◆ Provided records ◆
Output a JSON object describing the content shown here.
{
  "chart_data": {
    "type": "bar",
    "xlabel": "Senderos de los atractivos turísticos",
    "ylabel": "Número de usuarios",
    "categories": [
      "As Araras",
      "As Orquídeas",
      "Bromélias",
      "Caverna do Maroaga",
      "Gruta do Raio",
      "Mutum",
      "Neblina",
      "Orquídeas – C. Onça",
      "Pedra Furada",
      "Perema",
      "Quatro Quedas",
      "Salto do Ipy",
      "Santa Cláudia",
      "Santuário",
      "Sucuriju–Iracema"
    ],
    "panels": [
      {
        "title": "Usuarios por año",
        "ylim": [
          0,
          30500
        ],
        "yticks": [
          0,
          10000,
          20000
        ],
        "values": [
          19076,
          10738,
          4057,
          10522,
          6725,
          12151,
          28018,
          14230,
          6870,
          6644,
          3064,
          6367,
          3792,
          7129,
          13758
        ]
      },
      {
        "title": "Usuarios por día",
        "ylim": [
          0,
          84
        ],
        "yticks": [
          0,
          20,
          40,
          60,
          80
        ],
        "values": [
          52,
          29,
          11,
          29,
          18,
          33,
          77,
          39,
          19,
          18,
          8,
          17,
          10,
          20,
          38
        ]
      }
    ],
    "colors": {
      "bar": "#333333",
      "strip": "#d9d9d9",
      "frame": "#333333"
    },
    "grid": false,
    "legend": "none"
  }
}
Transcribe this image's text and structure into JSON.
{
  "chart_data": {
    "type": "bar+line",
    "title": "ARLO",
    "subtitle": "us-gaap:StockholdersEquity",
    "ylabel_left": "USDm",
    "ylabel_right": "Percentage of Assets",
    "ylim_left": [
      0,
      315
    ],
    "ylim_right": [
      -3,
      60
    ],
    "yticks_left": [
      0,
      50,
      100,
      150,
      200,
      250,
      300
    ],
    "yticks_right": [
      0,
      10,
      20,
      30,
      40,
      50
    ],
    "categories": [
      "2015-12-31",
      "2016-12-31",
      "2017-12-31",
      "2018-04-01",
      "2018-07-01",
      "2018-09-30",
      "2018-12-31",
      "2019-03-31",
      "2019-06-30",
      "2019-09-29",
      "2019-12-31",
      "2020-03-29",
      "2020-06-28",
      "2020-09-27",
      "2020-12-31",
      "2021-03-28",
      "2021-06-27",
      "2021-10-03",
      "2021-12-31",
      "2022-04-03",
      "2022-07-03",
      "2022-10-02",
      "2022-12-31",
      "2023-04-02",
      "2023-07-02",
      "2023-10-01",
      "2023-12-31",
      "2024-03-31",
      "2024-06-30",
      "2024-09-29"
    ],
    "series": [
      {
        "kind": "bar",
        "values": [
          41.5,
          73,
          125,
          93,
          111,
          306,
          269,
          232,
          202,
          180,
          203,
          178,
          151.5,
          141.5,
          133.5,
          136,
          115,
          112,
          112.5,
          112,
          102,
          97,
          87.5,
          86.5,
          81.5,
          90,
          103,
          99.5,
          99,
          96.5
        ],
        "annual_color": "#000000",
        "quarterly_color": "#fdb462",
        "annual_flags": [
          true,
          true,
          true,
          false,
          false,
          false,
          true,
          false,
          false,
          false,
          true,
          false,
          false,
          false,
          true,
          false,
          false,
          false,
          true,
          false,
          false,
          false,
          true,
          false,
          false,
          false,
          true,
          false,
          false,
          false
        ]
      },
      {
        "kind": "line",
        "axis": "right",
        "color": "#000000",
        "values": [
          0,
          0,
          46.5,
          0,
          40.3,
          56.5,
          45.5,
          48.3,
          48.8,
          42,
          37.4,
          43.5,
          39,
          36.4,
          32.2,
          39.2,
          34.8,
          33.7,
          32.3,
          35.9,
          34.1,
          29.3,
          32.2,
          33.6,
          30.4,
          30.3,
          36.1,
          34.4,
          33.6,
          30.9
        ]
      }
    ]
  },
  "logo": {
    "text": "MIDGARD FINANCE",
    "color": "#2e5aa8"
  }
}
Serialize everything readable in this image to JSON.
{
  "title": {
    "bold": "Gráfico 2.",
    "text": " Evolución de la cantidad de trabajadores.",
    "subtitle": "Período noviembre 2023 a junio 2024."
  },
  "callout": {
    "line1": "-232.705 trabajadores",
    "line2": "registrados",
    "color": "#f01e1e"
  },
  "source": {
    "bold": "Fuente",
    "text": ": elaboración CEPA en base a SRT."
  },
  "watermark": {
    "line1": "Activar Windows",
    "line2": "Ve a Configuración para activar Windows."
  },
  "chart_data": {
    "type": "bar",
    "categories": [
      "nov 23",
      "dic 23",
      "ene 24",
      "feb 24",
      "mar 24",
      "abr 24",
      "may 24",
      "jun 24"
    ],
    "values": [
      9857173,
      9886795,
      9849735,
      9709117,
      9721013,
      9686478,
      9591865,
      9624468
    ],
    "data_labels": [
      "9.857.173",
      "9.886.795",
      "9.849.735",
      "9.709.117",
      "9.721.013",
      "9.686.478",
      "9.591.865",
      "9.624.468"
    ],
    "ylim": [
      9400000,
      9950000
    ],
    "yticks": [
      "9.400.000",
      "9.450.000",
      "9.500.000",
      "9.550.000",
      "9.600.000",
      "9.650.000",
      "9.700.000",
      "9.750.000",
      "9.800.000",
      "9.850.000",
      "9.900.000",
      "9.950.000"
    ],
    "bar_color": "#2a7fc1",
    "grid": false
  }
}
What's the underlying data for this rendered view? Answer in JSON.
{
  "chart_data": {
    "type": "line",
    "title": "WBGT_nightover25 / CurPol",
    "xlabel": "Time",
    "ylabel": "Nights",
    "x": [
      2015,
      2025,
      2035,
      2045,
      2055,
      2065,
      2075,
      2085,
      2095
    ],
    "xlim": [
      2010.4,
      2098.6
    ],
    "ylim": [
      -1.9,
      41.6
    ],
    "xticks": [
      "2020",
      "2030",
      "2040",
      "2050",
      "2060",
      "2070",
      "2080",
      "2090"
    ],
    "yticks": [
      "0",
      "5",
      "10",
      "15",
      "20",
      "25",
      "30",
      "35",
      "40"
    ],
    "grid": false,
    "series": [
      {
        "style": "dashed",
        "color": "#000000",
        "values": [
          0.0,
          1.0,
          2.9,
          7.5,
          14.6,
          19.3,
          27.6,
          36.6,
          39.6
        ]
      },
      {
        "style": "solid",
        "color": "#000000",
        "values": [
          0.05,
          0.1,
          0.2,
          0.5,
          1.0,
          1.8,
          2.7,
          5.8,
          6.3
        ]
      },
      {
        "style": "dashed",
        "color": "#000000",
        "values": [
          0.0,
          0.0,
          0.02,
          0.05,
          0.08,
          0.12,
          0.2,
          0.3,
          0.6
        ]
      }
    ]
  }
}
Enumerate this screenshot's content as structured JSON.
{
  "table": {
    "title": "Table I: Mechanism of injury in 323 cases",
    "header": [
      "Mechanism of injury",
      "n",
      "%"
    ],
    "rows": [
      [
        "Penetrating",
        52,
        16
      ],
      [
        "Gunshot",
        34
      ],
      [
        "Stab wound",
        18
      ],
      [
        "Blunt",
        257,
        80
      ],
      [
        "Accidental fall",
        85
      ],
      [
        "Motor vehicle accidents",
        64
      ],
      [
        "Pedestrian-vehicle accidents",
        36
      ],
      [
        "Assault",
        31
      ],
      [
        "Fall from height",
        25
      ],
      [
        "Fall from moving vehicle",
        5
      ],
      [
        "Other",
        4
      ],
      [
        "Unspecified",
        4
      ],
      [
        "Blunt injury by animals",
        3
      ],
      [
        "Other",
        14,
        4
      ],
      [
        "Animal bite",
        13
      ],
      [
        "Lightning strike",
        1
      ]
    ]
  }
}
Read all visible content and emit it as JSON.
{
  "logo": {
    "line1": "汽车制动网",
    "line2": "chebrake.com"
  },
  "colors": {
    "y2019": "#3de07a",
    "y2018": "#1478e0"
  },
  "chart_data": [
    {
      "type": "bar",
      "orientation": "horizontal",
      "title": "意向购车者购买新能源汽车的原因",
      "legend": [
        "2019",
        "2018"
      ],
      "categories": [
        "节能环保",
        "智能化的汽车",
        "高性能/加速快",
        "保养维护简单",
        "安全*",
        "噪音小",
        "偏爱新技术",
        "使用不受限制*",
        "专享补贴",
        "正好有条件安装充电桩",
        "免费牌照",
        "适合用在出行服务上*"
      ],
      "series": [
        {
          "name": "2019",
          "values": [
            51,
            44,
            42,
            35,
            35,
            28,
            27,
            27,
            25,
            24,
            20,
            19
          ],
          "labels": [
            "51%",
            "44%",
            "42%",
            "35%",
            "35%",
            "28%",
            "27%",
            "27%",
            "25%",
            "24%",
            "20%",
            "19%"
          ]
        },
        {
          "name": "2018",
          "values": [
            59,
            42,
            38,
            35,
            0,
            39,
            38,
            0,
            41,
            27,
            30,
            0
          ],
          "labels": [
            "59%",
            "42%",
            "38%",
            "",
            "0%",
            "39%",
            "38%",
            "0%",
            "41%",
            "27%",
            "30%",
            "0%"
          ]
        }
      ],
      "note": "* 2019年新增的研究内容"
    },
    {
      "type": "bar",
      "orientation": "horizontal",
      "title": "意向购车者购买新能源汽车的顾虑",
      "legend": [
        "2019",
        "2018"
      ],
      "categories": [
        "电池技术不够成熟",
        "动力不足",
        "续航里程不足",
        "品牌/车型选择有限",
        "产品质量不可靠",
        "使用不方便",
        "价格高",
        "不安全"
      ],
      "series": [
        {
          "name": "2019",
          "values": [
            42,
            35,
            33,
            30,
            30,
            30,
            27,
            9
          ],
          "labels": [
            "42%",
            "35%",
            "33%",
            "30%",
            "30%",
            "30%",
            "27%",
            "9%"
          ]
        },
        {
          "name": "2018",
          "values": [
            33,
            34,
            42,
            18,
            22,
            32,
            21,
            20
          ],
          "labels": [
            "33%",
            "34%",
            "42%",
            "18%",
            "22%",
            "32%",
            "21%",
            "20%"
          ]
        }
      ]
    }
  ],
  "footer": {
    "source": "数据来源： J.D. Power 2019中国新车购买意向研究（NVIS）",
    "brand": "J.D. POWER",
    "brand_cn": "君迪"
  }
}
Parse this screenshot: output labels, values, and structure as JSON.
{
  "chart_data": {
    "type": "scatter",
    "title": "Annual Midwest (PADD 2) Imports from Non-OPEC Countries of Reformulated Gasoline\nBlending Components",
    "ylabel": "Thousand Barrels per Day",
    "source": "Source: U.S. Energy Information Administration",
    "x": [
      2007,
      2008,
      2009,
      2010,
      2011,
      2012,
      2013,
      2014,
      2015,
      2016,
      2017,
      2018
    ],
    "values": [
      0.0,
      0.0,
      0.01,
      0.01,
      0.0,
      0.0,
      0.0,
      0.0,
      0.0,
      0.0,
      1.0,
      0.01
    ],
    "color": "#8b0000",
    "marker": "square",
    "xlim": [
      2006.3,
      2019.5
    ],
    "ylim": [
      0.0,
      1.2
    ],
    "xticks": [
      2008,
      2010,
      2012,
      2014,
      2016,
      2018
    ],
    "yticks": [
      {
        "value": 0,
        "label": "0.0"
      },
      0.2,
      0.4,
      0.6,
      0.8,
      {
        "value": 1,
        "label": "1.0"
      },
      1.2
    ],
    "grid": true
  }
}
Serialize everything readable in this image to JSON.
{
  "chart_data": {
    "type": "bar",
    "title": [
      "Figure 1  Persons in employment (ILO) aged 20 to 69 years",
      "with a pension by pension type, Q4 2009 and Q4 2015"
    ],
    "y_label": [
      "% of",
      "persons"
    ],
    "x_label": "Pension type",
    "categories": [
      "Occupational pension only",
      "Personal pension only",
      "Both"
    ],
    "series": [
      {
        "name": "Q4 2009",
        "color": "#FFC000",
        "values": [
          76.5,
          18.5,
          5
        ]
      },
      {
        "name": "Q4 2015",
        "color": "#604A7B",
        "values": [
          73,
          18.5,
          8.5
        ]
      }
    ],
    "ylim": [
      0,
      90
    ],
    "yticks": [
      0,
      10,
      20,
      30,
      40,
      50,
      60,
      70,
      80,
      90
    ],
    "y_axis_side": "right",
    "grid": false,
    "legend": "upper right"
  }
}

◆ Job ◆
In the records above, locate the lines holding the word "type". Copy each of them.

◆ The reply ◆
    "type": "bar",
    "type": "bar+line",
    "type": "bar",
    "type": "line",
      "type": "bar",
      "type": "bar",
    "type": "scatter",
    "type": "bar",
      "with a pension by pension type, Q4 2009 and Q4 2015"
    "x_label": "Pension type",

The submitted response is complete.